### DATA LISTING ###

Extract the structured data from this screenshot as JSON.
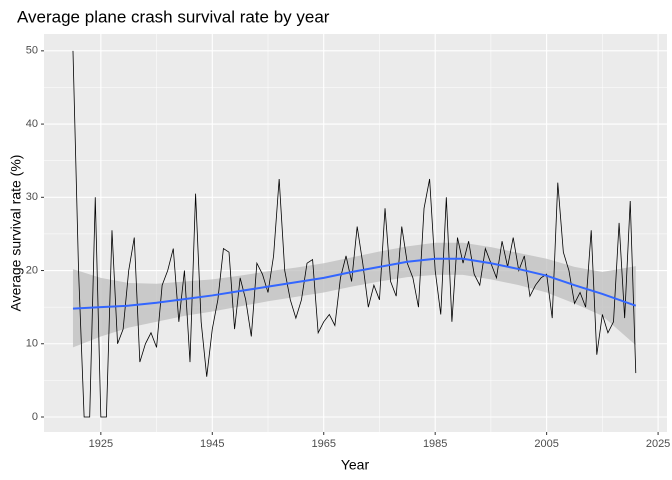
{
  "chart_data": {
    "type": "line",
    "title": "Average plane crash survival rate by year",
    "x_label": "Year",
    "y_label": "Average survival rate (%)",
    "x": [
      1920,
      1921,
      1922,
      1923,
      1924,
      1925,
      1926,
      1927,
      1928,
      1929,
      1930,
      1931,
      1932,
      1933,
      1934,
      1935,
      1936,
      1937,
      1938,
      1939,
      1940,
      1941,
      1942,
      1943,
      1944,
      1945,
      1946,
      1947,
      1948,
      1949,
      1950,
      1951,
      1952,
      1953,
      1954,
      1955,
      1956,
      1957,
      1958,
      1959,
      1960,
      1961,
      1962,
      1963,
      1964,
      1965,
      1966,
      1967,
      1968,
      1969,
      1970,
      1971,
      1972,
      1973,
      1974,
      1975,
      1976,
      1977,
      1978,
      1979,
      1980,
      1981,
      1982,
      1983,
      1984,
      1985,
      1986,
      1987,
      1988,
      1989,
      1990,
      1991,
      1992,
      1993,
      1994,
      1995,
      1996,
      1997,
      1998,
      1999,
      2000,
      2001,
      2002,
      2003,
      2004,
      2005,
      2006,
      2007,
      2008,
      2009,
      2010,
      2011,
      2012,
      2013,
      2014,
      2015,
      2016,
      2017,
      2018,
      2019,
      2020,
      2021
    ],
    "series": [
      {
        "color": "#000000",
        "values": [
          50,
          20,
          0,
          0,
          30,
          0,
          0,
          25.5,
          10,
          12,
          20,
          24.5,
          7.5,
          10,
          11.5,
          9.5,
          18,
          20,
          23,
          13,
          20,
          7.5,
          30.5,
          13,
          5.5,
          12,
          16,
          23,
          22.5,
          12,
          19,
          16,
          11,
          21,
          19.5,
          17,
          22,
          32.5,
          20,
          16,
          13.5,
          16,
          21,
          21.5,
          11.5,
          13,
          14,
          12.5,
          19,
          22,
          18.5,
          26,
          21,
          15,
          18,
          16,
          28.5,
          18.5,
          16.5,
          26,
          21,
          19,
          15,
          28.5,
          32.5,
          20,
          14,
          30,
          13,
          24.5,
          21,
          24,
          19.5,
          18,
          23,
          21,
          19,
          24,
          20.5,
          24.5,
          20,
          22,
          16.5,
          18,
          19,
          19.5,
          13.5,
          32,
          22.5,
          20,
          15.5,
          17,
          15,
          25.5,
          8.5,
          14,
          11.5,
          13,
          26.5,
          13.5,
          29.5,
          6
        ]
      }
    ],
    "smooth": {
      "color": "#3366ff",
      "band_color": "#bebebe",
      "x": [
        1920,
        1925,
        1930,
        1935,
        1940,
        1945,
        1950,
        1955,
        1960,
        1965,
        1970,
        1975,
        1980,
        1985,
        1990,
        1995,
        2000,
        2005,
        2010,
        2015,
        2021
      ],
      "values": [
        14.8,
        15.0,
        15.2,
        15.6,
        16.1,
        16.6,
        17.2,
        17.8,
        18.4,
        19.0,
        19.8,
        20.5,
        21.2,
        21.6,
        21.6,
        21.0,
        20.2,
        19.3,
        18.0,
        16.8,
        15.2
      ],
      "lower": [
        9.5,
        11,
        12.2,
        13,
        13.8,
        14.4,
        15.1,
        15.8,
        16.4,
        17,
        17.8,
        18.5,
        19.1,
        19.4,
        19.4,
        18.8,
        18,
        17,
        15.5,
        13.8,
        9.8
      ],
      "upper": [
        20.2,
        19,
        18.3,
        18.2,
        18.5,
        18.8,
        19.3,
        19.9,
        20.4,
        21,
        21.8,
        22.6,
        23.3,
        23.8,
        23.8,
        23.2,
        22.4,
        21.6,
        20.5,
        19.8,
        20.6
      ]
    },
    "xlim": [
      1914.8,
      2026.6
    ],
    "ylim": [
      -2.05,
      52.3
    ],
    "xticks": [
      1925,
      1945,
      1965,
      1985,
      2005,
      2025
    ],
    "yticks": [
      0,
      10,
      20,
      30,
      40,
      50
    ],
    "grid": true
  }
}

###

## EXERCISE
Every line of the data should be copied as it stands, without the images.

## RESPONSE TO THIS TASK
Extract the structured data from this screenshot as JSON.
{
  "chart_data": {
    "type": "line",
    "title": "Average plane crash survival rate by year",
    "x_label": "Year",
    "y_label": "Average survival rate (%)",
    "x": [
      1920,
      1921,
      1922,
      1923,
      1924,
      1925,
      1926,
      1927,
      1928,
      1929,
      1930,
      1931,
      1932,
      1933,
      1934,
      1935,
      1936,
      1937,
      1938,
      1939,
      1940,
      1941,
      1942,
      1943,
      1944,
      1945,
      1946,
      1947,
      1948,
      1949,
      1950,
      1951,
      1952,
      1953,
      1954,
      1955,
      1956,
      1957,
      1958,
      1959,
      1960,
      1961,
      1962,
      1963,
      1964,
      1965,
      1966,
      1967,
      1968,
      1969,
      1970,
      1971,
      1972,
      1973,
      1974,
      1975,
      1976,
      1977,
      1978,
      1979,
      1980,
      1981,
      1982,
      1983,
      1984,
      1985,
      1986,
      1987,
      1988,
      1989,
      1990,
      1991,
      1992,
      1993,
      1994,
      1995,
      1996,
      1997,
      1998,
      1999,
      2000,
      2001,
      2002,
      2003,
      2004,
      2005,
      2006,
      2007,
      2008,
      2009,
      2010,
      2011,
      2012,
      2013,
      2014,
      2015,
      2016,
      2017,
      2018,
      2019,
      2020,
      2021
    ],
    "series": [
      {
        "color": "#000000",
        "values": [
          50,
          20,
          0,
          0,
          30,
          0,
          0,
          25.5,
          10,
          12,
          20,
          24.5,
          7.5,
          10,
          11.5,
          9.5,
          18,
          20,
          23,
          13,
          20,
          7.5,
          30.5,
          13,
          5.5,
          12,
          16,
          23,
          22.5,
          12,
          19,
          16,
          11,
          21,
          19.5,
          17,
          22,
          32.5,
          20,
          16,
          13.5,
          16,
          21,
          21.5,
          11.5,
          13,
          14,
          12.5,
          19,
          22,
          18.5,
          26,
          21,
          15,
          18,
          16,
          28.5,
          18.5,
          16.5,
          26,
          21,
          19,
          15,
          28.5,
          32.5,
          20,
          14,
          30,
          13,
          24.5,
          21,
          24,
          19.5,
          18,
          23,
          21,
          19,
          24,
          20.5,
          24.5,
          20,
          22,
          16.5,
          18,
          19,
          19.5,
          13.5,
          32,
          22.5,
          20,
          15.5,
          17,
          15,
          25.5,
          8.5,
          14,
          11.5,
          13,
          26.5,
          13.5,
          29.5,
          6
        ]
      }
    ],
    "smooth": {
      "color": "#3366ff",
      "band_color": "#bebebe",
      "x": [
        1920,
        1925,
        1930,
        1935,
        1940,
        1945,
        1950,
        1955,
        1960,
        1965,
        1970,
        1975,
        1980,
        1985,
        1990,
        1995,
        2000,
        2005,
        2010,
        2015,
        2021
      ],
      "values": [
        14.8,
        15.0,
        15.2,
        15.6,
        16.1,
        16.6,
        17.2,
        17.8,
        18.4,
        19.0,
        19.8,
        20.5,
        21.2,
        21.6,
        21.6,
        21.0,
        20.2,
        19.3,
        18.0,
        16.8,
        15.2
      ],
      "lower": [
        9.5,
        11,
        12.2,
        13,
        13.8,
        14.4,
        15.1,
        15.8,
        16.4,
        17,
        17.8,
        18.5,
        19.1,
        19.4,
        19.4,
        18.8,
        18,
        17,
        15.5,
        13.8,
        9.8
      ],
      "upper": [
        20.2,
        19,
        18.3,
        18.2,
        18.5,
        18.8,
        19.3,
        19.9,
        20.4,
        21,
        21.8,
        22.6,
        23.3,
        23.8,
        23.8,
        23.2,
        22.4,
        21.6,
        20.5,
        19.8,
        20.6
      ]
    },
    "xlim": [
      1914.8,
      2026.6
    ],
    "ylim": [
      -2.05,
      52.3
    ],
    "xticks": [
      1925,
      1945,
      1965,
      1985,
      2005,
      2025
    ],
    "yticks": [
      0,
      10,
      20,
      30,
      40,
      50
    ],
    "grid": true
  }
}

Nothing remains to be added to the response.